-- BEGIN TASK INPUTS --

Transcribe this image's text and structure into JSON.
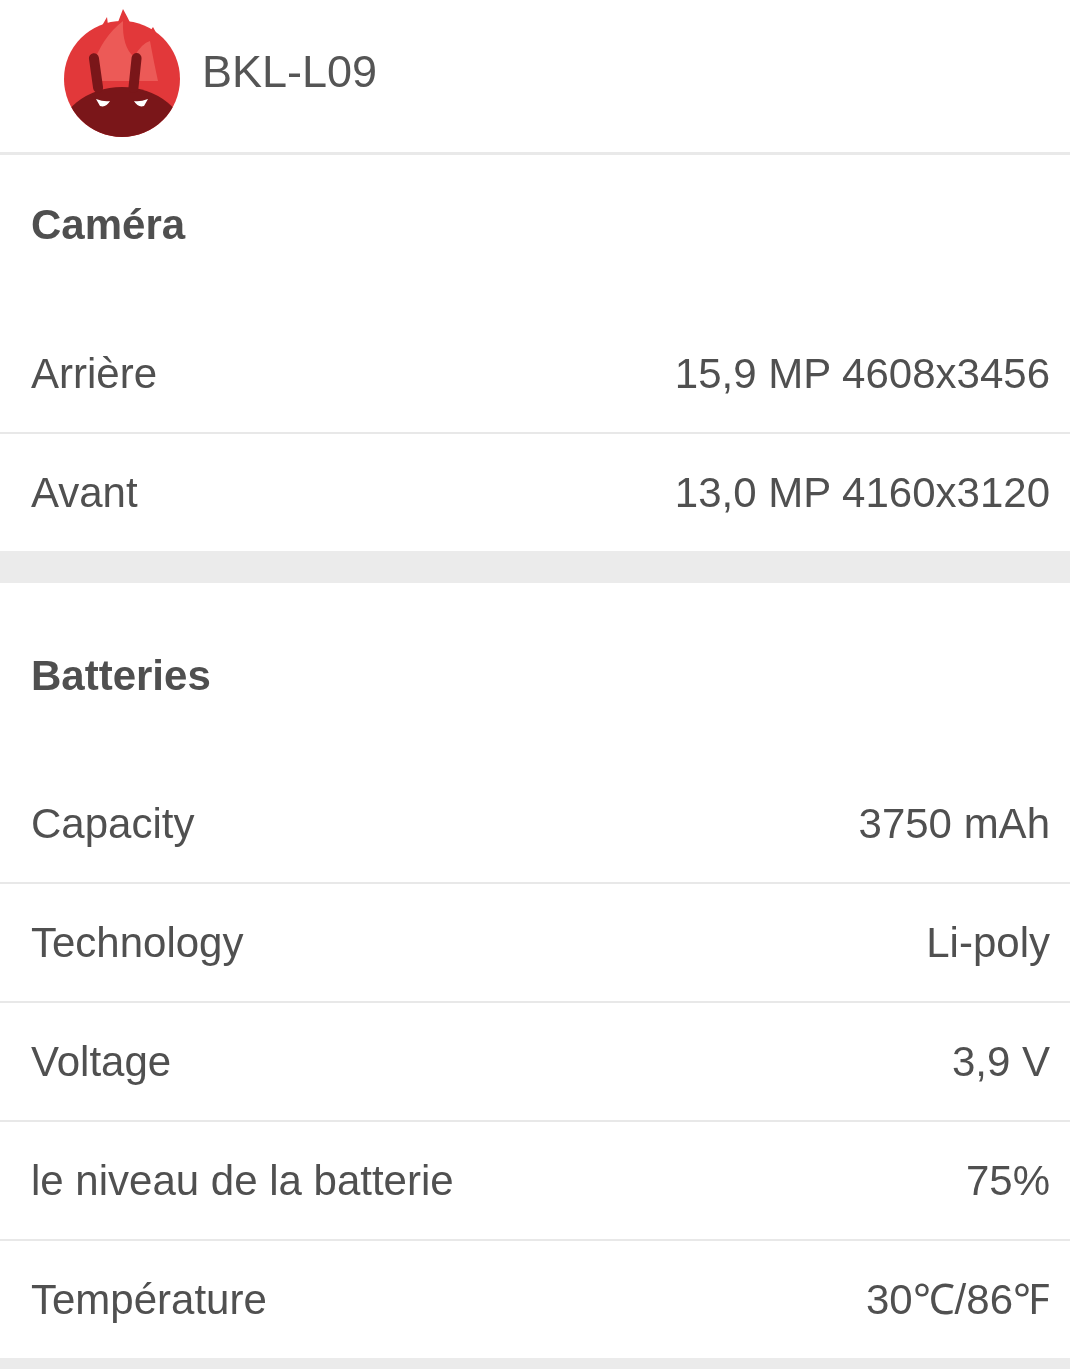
{
  "header": {
    "device_name": "BKL-L09"
  },
  "sections": [
    {
      "title": "Caméra",
      "rows": [
        {
          "label": "Arrière",
          "value": "15,9 MP 4608x3456"
        },
        {
          "label": "Avant",
          "value": "13,0 MP 4160x3120"
        }
      ]
    },
    {
      "title": "Batteries",
      "rows": [
        {
          "label": "Capacity",
          "value": "3750 mAh"
        },
        {
          "label": "Technology",
          "value": "Li-poly"
        },
        {
          "label": "Voltage",
          "value": "3,9 V"
        },
        {
          "label": "le niveau de la batterie",
          "value": "75%"
        },
        {
          "label": "Température",
          "value": "30℃/86℉"
        }
      ]
    }
  ]
}
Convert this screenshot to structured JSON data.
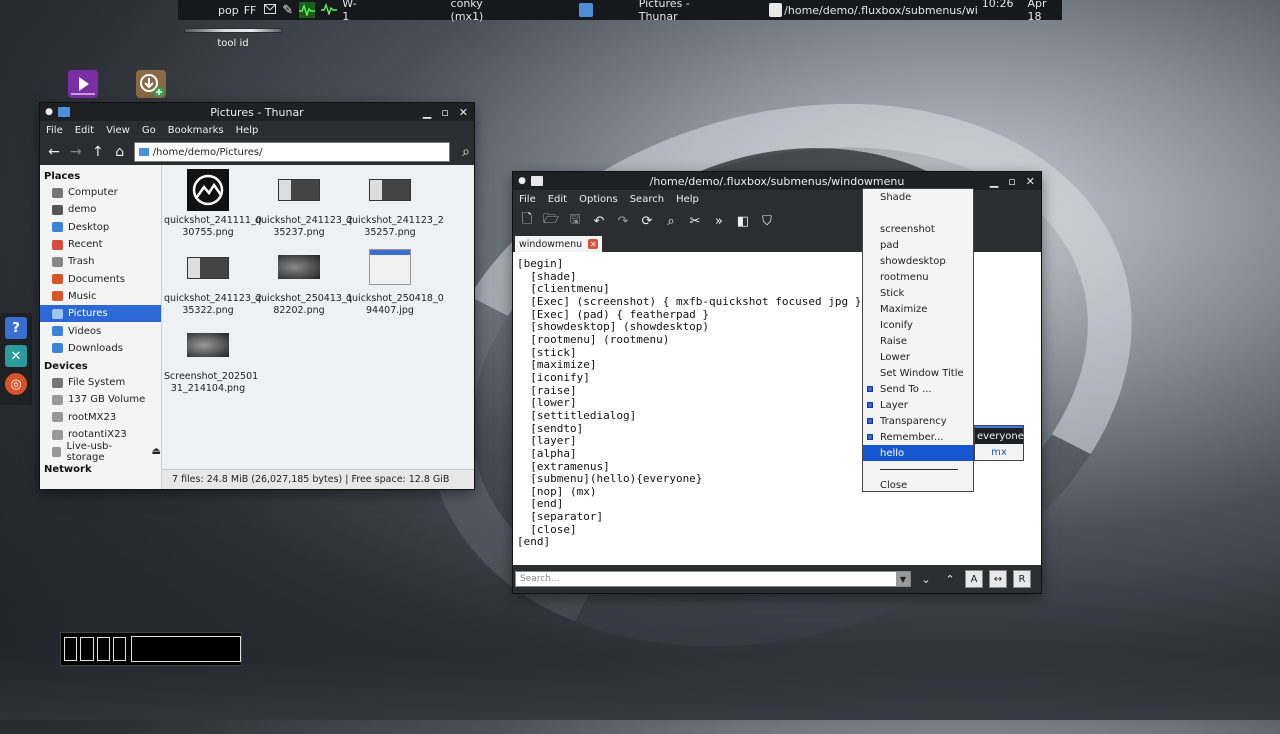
{
  "topbar": {
    "pop_label": "pop",
    "ff_label": "FF",
    "workspace": "W-1",
    "conky_task": "conky (mx1)",
    "thunar_task": "Pictures - Thunar",
    "fpad_task": "/home/demo/.fluxbox/submenus/wi",
    "time": "10:26",
    "date": "Apr 18"
  },
  "desktop": {
    "toolid_label": "tool id"
  },
  "thunar": {
    "title": "Pictures - Thunar",
    "menu": [
      "File",
      "Edit",
      "View",
      "Go",
      "Bookmarks",
      "Help"
    ],
    "address": "/home/demo/Pictures/",
    "sections": {
      "places": "Places",
      "devices": "Devices",
      "network": "Network"
    },
    "places": [
      "Computer",
      "demo",
      "Desktop",
      "Recent",
      "Trash",
      "Documents",
      "Music",
      "Pictures",
      "Videos",
      "Downloads"
    ],
    "devices": [
      "File System",
      "137 GB Volume",
      "rootMX23",
      "rootantiX23",
      "Live-usb-storage"
    ],
    "files": [
      {
        "line1": "quickshot_241111_0",
        "line2": "30755.png"
      },
      {
        "line1": "quickshot_241123_2",
        "line2": "35237.png"
      },
      {
        "line1": "quickshot_241123_2",
        "line2": "35257.png"
      },
      {
        "line1": "quickshot_241123_2",
        "line2": "35322.png"
      },
      {
        "line1": "quickshot_250413_1",
        "line2": "82202.png"
      },
      {
        "line1": "quickshot_250418_0",
        "line2": "94407.jpg"
      },
      {
        "line1": "Screenshot_202501",
        "line2": "31_214104.png"
      }
    ],
    "status": "7 files: 24.8 MiB (26,027,185 bytes)  |  Free space: 12.8 GiB"
  },
  "featherpad": {
    "title": "/home/demo/.fluxbox/submenus/windowmenu",
    "menu": [
      "File",
      "Edit",
      "Options",
      "Search",
      "Help"
    ],
    "tab": "windowmenu",
    "lines": [
      "[begin]",
      "  [shade]",
      "  [clientmenu]",
      "  [Exec] (screenshot) { mxfb-quickshot focused jpg }",
      "  [Exec] (pad) { featherpad }",
      "  [showdesktop] (showdesktop)",
      "  [rootmenu] (rootmenu)",
      "  [stick]",
      "  [maximize]",
      "  [iconify]",
      "  [raise]",
      "  [lower]",
      "  [settitledialog]",
      "  [sendto]",
      "  [layer]",
      "  [alpha]",
      "  [extramenus]",
      "  [submenu](hello){everyone}",
      "  [nop] (mx)",
      "  [end]",
      "  [separator]",
      "  [close]",
      "[end]"
    ],
    "search_placeholder": "Search..."
  },
  "context_menu": {
    "items": [
      "Shade",
      "screenshot",
      "pad",
      "showdesktop",
      "rootmenu",
      "Stick",
      "Maximize",
      "Iconify",
      "Raise",
      "Lower",
      "Set Window Title",
      "Send To ...",
      "Layer",
      "Transparency",
      "Remember...",
      "hello",
      "Close"
    ],
    "selected": "hello"
  },
  "submenu": {
    "title": "everyone",
    "item": "mx"
  }
}
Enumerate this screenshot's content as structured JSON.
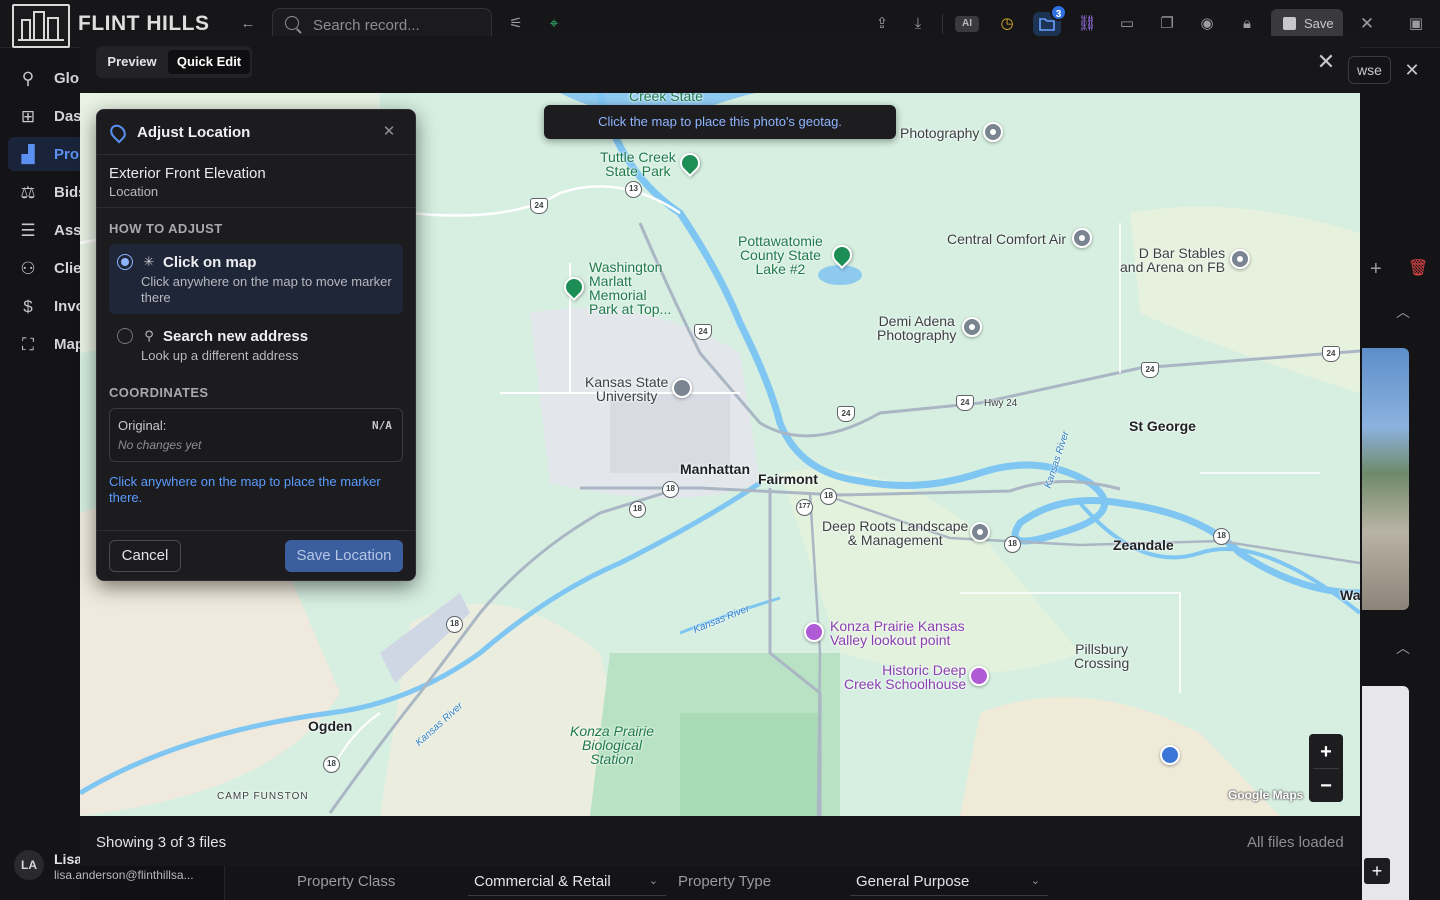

-- END TASK INPUTS --

### EXERCISE DETAILS
Return the records exactly. Don't carry the pictures over.

### COMPLETE RESPONSE
Transcribe this image's text and structure into JSON.
{
  "header": {
    "device_name": "BKL-L09"
  },
  "sections": [
    {
      "title": "Caméra",
      "rows": [
        {
          "label": "Arrière",
          "value": "15,9 MP 4608x3456"
        },
        {
          "label": "Avant",
          "value": "13,0 MP 4160x3120"
        }
      ]
    },
    {
      "title": "Batteries",
      "rows": [
        {
          "label": "Capacity",
          "value": "3750 mAh"
        },
        {
          "label": "Technology",
          "value": "Li-poly"
        },
        {
          "label": "Voltage",
          "value": "3,9 V"
        },
        {
          "label": "le niveau de la batterie",
          "value": "75%"
        },
        {
          "label": "Température",
          "value": "30℃/86℉"
        }
      ]
    }
  ]
}
Convert this screenshot to structured JSON data.
{
  "topbar": {
    "pop_label": "pop",
    "ff_label": "FF",
    "workspace": "W-1",
    "conky_task": "conky (mx1)",
    "thunar_task": "Pictures - Thunar",
    "fpad_task": "/home/demo/.fluxbox/submenus/wi",
    "time": "10:26",
    "date": "Apr 18"
  },
  "desktop": {
    "toolid_label": "tool id"
  },
  "thunar": {
    "title": "Pictures - Thunar",
    "menu": [
      "File",
      "Edit",
      "View",
      "Go",
      "Bookmarks",
      "Help"
    ],
    "address": "/home/demo/Pictures/",
    "sections": {
      "places": "Places",
      "devices": "Devices",
      "network": "Network"
    },
    "places": [
      "Computer",
      "demo",
      "Desktop",
      "Recent",
      "Trash",
      "Documents",
      "Music",
      "Pictures",
      "Videos",
      "Downloads"
    ],
    "devices": [
      "File System",
      "137 GB Volume",
      "rootMX23",
      "rootantiX23",
      "Live-usb-storage"
    ],
    "files": [
      {
        "line1": "quickshot_241111_0",
        "line2": "30755.png"
      },
      {
        "line1": "quickshot_241123_2",
        "line2": "35237.png"
      },
      {
        "line1": "quickshot_241123_2",
        "line2": "35257.png"
      },
      {
        "line1": "quickshot_241123_2",
        "line2": "35322.png"
      },
      {
        "line1": "quickshot_250413_1",
        "line2": "82202.png"
      },
      {
        "line1": "quickshot_250418_0",
        "line2": "94407.jpg"
      },
      {
        "line1": "Screenshot_202501",
        "line2": "31_214104.png"
      }
    ],
    "status": "7 files: 24.8 MiB (26,027,185 bytes)  |  Free space: 12.8 GiB"
  },
  "featherpad": {
    "title": "/home/demo/.fluxbox/submenus/windowmenu",
    "menu": [
      "File",
      "Edit",
      "Options",
      "Search",
      "Help"
    ],
    "tab": "windowmenu",
    "lines": [
      "[begin]",
      "  [shade]",
      "  [clientmenu]",
      "  [Exec] (screenshot) { mxfb-quickshot focused jpg }",
      "  [Exec] (pad) { featherpad }",
      "  [showdesktop] (showdesktop)",
      "  [rootmenu] (rootmenu)",
      "  [stick]",
      "  [maximize]",
      "  [iconify]",
      "  [raise]",
      "  [lower]",
      "  [settitledialog]",
      "  [sendto]",
      "  [layer]",
      "  [alpha]",
      "  [extramenus]",
      "  [submenu](hello){everyone}",
      "  [nop] (mx)",
      "  [end]",
      "  [separator]",
      "  [close]",
      "[end]"
    ],
    "search_placeholder": "Search..."
  },
  "context_menu": {
    "items": [
      "Shade",
      "screenshot",
      "pad",
      "showdesktop",
      "rootmenu",
      "Stick",
      "Maximize",
      "Iconify",
      "Raise",
      "Lower",
      "Set Window Title",
      "Send To ...",
      "Layer",
      "Transparency",
      "Remember...",
      "hello",
      "Close"
    ],
    "selected": "hello"
  },
  "submenu": {
    "title": "everyone",
    "item": "mx"
  }
}
Enumerate this screenshot's content as structured JSON.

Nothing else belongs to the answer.